▶ [Stated task]
Reproduce every record exactly as it appears, but not the pictures.

--- Material ---

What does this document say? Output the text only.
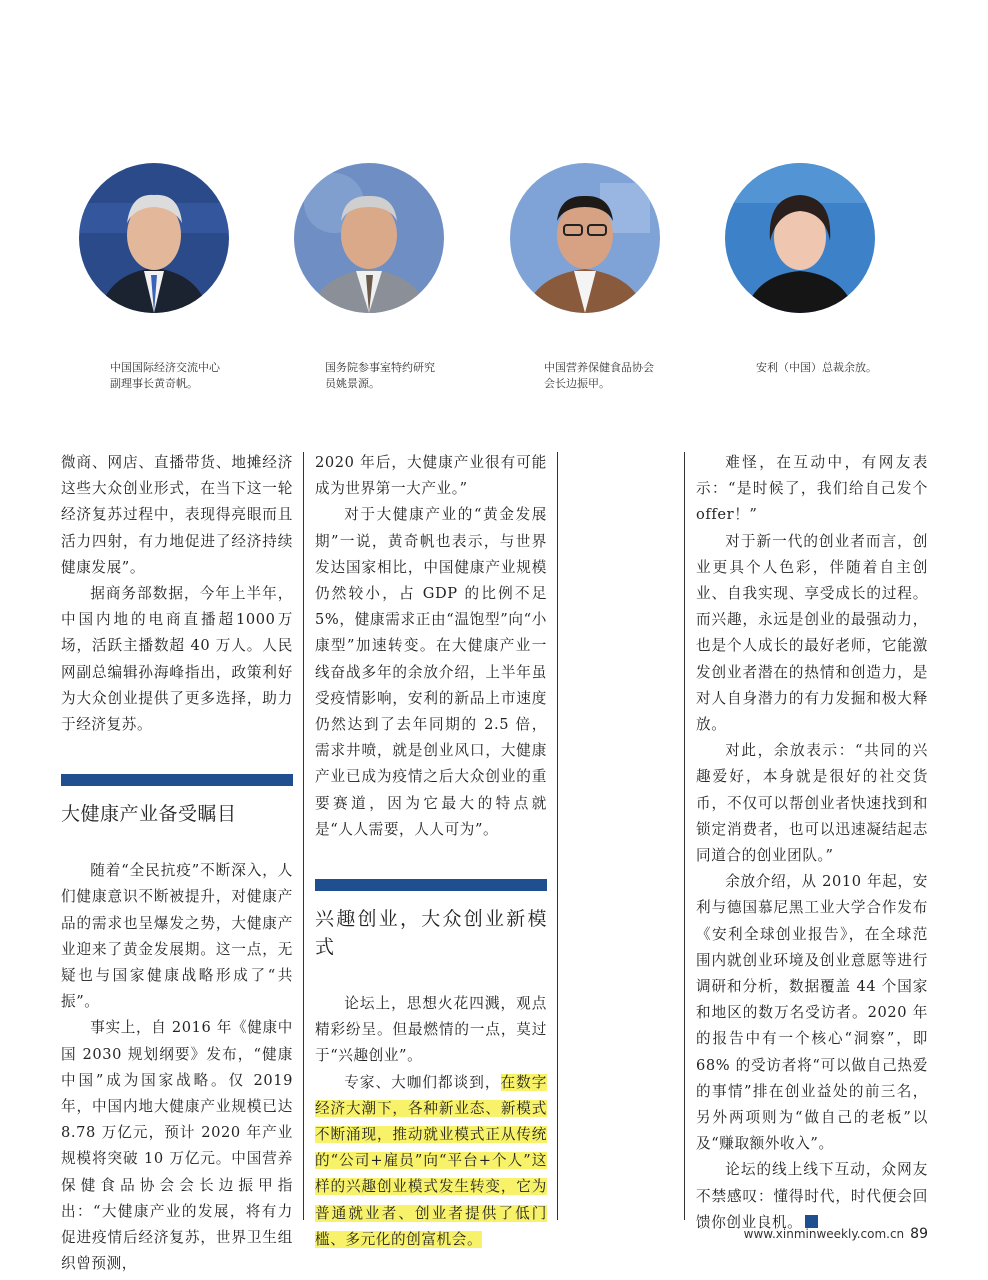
中国国际经济交流中心
副理事长黄奇帆。
国务院参事室特约研究
员姚景源。
中国营养保健食品协会
会长边振甲。
安利（中国）总裁余放。

微商、网店、直播带货、地摊经济这些大众创业形式，在当下这一轮经济复苏过程中，表现得亮眼而且活力四射，有力地促进了经济持续健康发展”。

据商务部数据，今年上半年，中国内地的电商直播超1000万场，活跃主播数超 40 万人。人民网副总编辑孙海峰指出，政策利好为大众创业提供了更多选择，助力于经济复苏。

大健康产业备受瞩目

随着“全民抗疫”不断深入，人们健康意识不断被提升，对健康产品的需求也呈爆发之势，大健康产业迎来了黄金发展期。这一点，无疑也与国家健康战略形成了“共振”。

事实上，自 2016 年《健康中国 2030 规划纲要》发布，“健康中国”成为国家战略。仅 2019 年，中国内地大健康产业规模已达 8.78 万亿元，预计 2020 年产业规模将突破 10 万亿元。中国营养保健食品协会会长边振甲指出：“大健康产业的发展，将有力促进疫情后经济复苏，世界卫生组织曾预测，

2020 年后，大健康产业很有可能成为世界第一大产业。”

对于大健康产业的“黄金发展期”一说，黄奇帆也表示，与世界发达国家相比，中国健康产业规模仍然较小，占 GDP 的比例不足 5%，健康需求正由“温饱型”向“小康型”加速转变。在大健康产业一线奋战多年的余放介绍，上半年虽受疫情影响，安利的新品上市速度仍然达到了去年同期的 2.5 倍，需求井喷，就是创业风口，大健康产业已成为疫情之后大众创业的重要赛道，因为它最大的特点就是“人人需要，人人可为”。

兴趣创业，大众创业新模式

论坛上，思想火花四溅，观点精彩纷呈。但最燃情的一点，莫过于“兴趣创业”。

专家、大咖们都谈到，在数字经济大潮下，各种新业态、新模式不断涌现，推动就业模式正从传统的“公司+雇员”向“平台+个人”这样的兴趣创业模式发生转变，它为普通就业者、创业者提供了低门槛、多元化的创富机会。

难怪，在互动中，有网友表示：“是时候了，我们给自己发个 offer！”

对于新一代的创业者而言，创业更具个人色彩，伴随着自主创业、自我实现、享受成长的过程。而兴趣，永远是创业的最强动力，也是个人成长的最好老师，它能激发创业者潜在的热情和创造力，是对人自身潜力的有力发掘和极大释放。

对此，余放表示：“共同的兴趣爱好，本身就是很好的社交货币，不仅可以帮创业者快速找到和锁定消费者，也可以迅速凝结起志同道合的创业团队。”

余放介绍，从 2010 年起，安利与德国慕尼黑工业大学合作发布《安利全球创业报告》，在全球范围内就创业环境及创业意愿等进行调研和分析，数据覆盖 44 个国家和地区的数万名受访者。2020 年的报告中有一个核心“洞察”，即 68% 的受访者将“可以做自己热爱的事情”排在创业益处的前三名，另外两项则为“做自己的老板”以及“赚取额外收入”。

论坛的线上线下互动，众网友不禁感叹：懂得时代，时代便会回馈你创业良机。

www.xinminweekly.com.cn 89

---

▶ [Task answer]
What does this document say? Output the text only.
中国国际经济交流中心
副理事长黄奇帆。
国务院参事室特约研究
员姚景源。
中国营养保健食品协会
会长边振甲。
安利（中国）总裁余放。

微商、网店、直播带货、地摊经济这些大众创业形式，在当下这一轮经济复苏过程中，表现得亮眼而且活力四射，有力地促进了经济持续健康发展”。

据商务部数据，今年上半年，中国内地的电商直播超1000万场，活跃主播数超 40 万人。人民网副总编辑孙海峰指出，政策利好为大众创业提供了更多选择，助力于经济复苏。

大健康产业备受瞩目

随着“全民抗疫”不断深入，人们健康意识不断被提升，对健康产品的需求也呈爆发之势，大健康产业迎来了黄金发展期。这一点，无疑也与国家健康战略形成了“共振”。

事实上，自 2016 年《健康中国 2030 规划纲要》发布，“健康中国”成为国家战略。仅 2019 年，中国内地大健康产业规模已达 8.78 万亿元，预计 2020 年产业规模将突破 10 万亿元。中国营养保健食品协会会长边振甲指出：“大健康产业的发展，将有力促进疫情后经济复苏，世界卫生组织曾预测，

2020 年后，大健康产业很有可能成为世界第一大产业。”

对于大健康产业的“黄金发展期”一说，黄奇帆也表示，与世界发达国家相比，中国健康产业规模仍然较小，占 GDP 的比例不足 5%，健康需求正由“温饱型”向“小康型”加速转变。在大健康产业一线奋战多年的余放介绍，上半年虽受疫情影响，安利的新品上市速度仍然达到了去年同期的 2.5 倍，需求井喷，就是创业风口，大健康产业已成为疫情之后大众创业的重要赛道，因为它最大的特点就是“人人需要，人人可为”。

兴趣创业，大众创业新模式

论坛上，思想火花四溅，观点精彩纷呈。但最燃情的一点，莫过于“兴趣创业”。

专家、大咖们都谈到，在数字经济大潮下，各种新业态、新模式不断涌现，推动就业模式正从传统的“公司+雇员”向“平台+个人”这样的兴趣创业模式发生转变，它为普通就业者、创业者提供了低门槛、多元化的创富机会。

难怪，在互动中，有网友表示：“是时候了，我们给自己发个 offer！”

对于新一代的创业者而言，创业更具个人色彩，伴随着自主创业、自我实现、享受成长的过程。而兴趣，永远是创业的最强动力，也是个人成长的最好老师，它能激发创业者潜在的热情和创造力，是对人自身潜力的有力发掘和极大释放。

对此，余放表示：“共同的兴趣爱好，本身就是很好的社交货币，不仅可以帮创业者快速找到和锁定消费者，也可以迅速凝结起志同道合的创业团队。”

余放介绍，从 2010 年起，安利与德国慕尼黑工业大学合作发布《安利全球创业报告》，在全球范围内就创业环境及创业意愿等进行调研和分析，数据覆盖 44 个国家和地区的数万名受访者。2020 年的报告中有一个核心“洞察”，即 68% 的受访者将“可以做自己热爱的事情”排在创业益处的前三名，另外两项则为“做自己的老板”以及“赚取额外收入”。

论坛的线上线下互动，众网友不禁感叹：懂得时代，时代便会回馈你创业良机。

www.xinminweekly.com.cn 89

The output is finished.